───── Data for this task ─────
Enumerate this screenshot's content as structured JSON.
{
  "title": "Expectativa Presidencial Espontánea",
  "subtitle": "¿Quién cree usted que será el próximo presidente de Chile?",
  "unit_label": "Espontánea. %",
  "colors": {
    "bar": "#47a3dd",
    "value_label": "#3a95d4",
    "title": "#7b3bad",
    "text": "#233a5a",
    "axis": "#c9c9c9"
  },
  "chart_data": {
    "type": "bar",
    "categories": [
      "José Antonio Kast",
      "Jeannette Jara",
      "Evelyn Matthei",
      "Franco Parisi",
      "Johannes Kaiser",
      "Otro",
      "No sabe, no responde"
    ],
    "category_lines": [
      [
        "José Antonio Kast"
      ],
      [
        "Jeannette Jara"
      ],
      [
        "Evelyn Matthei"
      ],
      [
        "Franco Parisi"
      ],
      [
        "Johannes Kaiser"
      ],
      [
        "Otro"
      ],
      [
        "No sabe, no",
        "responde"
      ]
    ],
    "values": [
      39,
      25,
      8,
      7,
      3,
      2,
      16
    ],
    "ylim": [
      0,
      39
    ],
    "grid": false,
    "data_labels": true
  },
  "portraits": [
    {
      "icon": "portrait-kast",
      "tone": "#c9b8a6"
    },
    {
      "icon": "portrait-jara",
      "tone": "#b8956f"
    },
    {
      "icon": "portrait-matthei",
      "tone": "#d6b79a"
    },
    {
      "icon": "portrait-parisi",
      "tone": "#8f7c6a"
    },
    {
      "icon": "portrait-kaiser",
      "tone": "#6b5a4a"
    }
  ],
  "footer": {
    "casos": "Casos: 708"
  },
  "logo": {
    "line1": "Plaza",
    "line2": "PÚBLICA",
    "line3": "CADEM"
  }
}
─────
# [Instructions for the task]
Output every entry shown above, exactly.

# [Result]
Enumerate this screenshot's content as structured JSON.
{
  "title": "Expectativa Presidencial Espontánea",
  "subtitle": "¿Quién cree usted que será el próximo presidente de Chile?",
  "unit_label": "Espontánea. %",
  "colors": {
    "bar": "#47a3dd",
    "value_label": "#3a95d4",
    "title": "#7b3bad",
    "text": "#233a5a",
    "axis": "#c9c9c9"
  },
  "chart_data": {
    "type": "bar",
    "categories": [
      "José Antonio Kast",
      "Jeannette Jara",
      "Evelyn Matthei",
      "Franco Parisi",
      "Johannes Kaiser",
      "Otro",
      "No sabe, no responde"
    ],
    "category_lines": [
      [
        "José Antonio Kast"
      ],
      [
        "Jeannette Jara"
      ],
      [
        "Evelyn Matthei"
      ],
      [
        "Franco Parisi"
      ],
      [
        "Johannes Kaiser"
      ],
      [
        "Otro"
      ],
      [
        "No sabe, no",
        "responde"
      ]
    ],
    "values": [
      39,
      25,
      8,
      7,
      3,
      2,
      16
    ],
    "ylim": [
      0,
      39
    ],
    "grid": false,
    "data_labels": true
  },
  "portraits": [
    {
      "icon": "portrait-kast",
      "tone": "#c9b8a6"
    },
    {
      "icon": "portrait-jara",
      "tone": "#b8956f"
    },
    {
      "icon": "portrait-matthei",
      "tone": "#d6b79a"
    },
    {
      "icon": "portrait-parisi",
      "tone": "#8f7c6a"
    },
    {
      "icon": "portrait-kaiser",
      "tone": "#6b5a4a"
    }
  ],
  "footer": {
    "casos": "Casos: 708"
  },
  "logo": {
    "line1": "Plaza",
    "line2": "PÚBLICA",
    "line3": "CADEM"
  }
}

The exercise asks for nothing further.